"""
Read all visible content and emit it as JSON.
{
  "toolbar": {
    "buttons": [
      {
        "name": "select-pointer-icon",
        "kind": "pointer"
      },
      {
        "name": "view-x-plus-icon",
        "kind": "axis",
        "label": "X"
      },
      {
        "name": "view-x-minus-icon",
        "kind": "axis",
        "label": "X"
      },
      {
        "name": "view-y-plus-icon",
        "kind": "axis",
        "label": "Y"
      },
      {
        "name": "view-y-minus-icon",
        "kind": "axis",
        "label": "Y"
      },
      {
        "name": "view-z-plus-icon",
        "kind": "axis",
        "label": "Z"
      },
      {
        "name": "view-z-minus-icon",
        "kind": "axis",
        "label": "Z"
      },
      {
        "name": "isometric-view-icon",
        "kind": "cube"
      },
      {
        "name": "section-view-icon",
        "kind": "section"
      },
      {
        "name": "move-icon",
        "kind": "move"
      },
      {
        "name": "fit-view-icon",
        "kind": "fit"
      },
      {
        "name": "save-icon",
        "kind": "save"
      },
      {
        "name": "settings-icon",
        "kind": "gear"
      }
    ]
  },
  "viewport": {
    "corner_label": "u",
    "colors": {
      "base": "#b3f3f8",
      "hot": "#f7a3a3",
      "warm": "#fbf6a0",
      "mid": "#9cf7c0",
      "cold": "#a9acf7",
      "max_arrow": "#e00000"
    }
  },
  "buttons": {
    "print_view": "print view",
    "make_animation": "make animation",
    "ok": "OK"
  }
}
"""
EXERCISE DIRECTIONS: Give every line of the material again, exactly as it reads.

SOLUTION TO THIS TASK:
Read all visible content and emit it as JSON.
{
  "toolbar": {
    "buttons": [
      {
        "name": "select-pointer-icon",
        "kind": "pointer"
      },
      {
        "name": "view-x-plus-icon",
        "kind": "axis",
        "label": "X"
      },
      {
        "name": "view-x-minus-icon",
        "kind": "axis",
        "label": "X"
      },
      {
        "name": "view-y-plus-icon",
        "kind": "axis",
        "label": "Y"
      },
      {
        "name": "view-y-minus-icon",
        "kind": "axis",
        "label": "Y"
      },
      {
        "name": "view-z-plus-icon",
        "kind": "axis",
        "label": "Z"
      },
      {
        "name": "view-z-minus-icon",
        "kind": "axis",
        "label": "Z"
      },
      {
        "name": "isometric-view-icon",
        "kind": "cube"
      },
      {
        "name": "section-view-icon",
        "kind": "section"
      },
      {
        "name": "move-icon",
        "kind": "move"
      },
      {
        "name": "fit-view-icon",
        "kind": "fit"
      },
      {
        "name": "save-icon",
        "kind": "save"
      },
      {
        "name": "settings-icon",
        "kind": "gear"
      }
    ]
  },
  "viewport": {
    "corner_label": "u",
    "colors": {
      "base": "#b3f3f8",
      "hot": "#f7a3a3",
      "warm": "#fbf6a0",
      "mid": "#9cf7c0",
      "cold": "#a9acf7",
      "max_arrow": "#e00000"
    }
  },
  "buttons": {
    "print_view": "print view",
    "make_animation": "make animation",
    "ok": "OK"
  }
}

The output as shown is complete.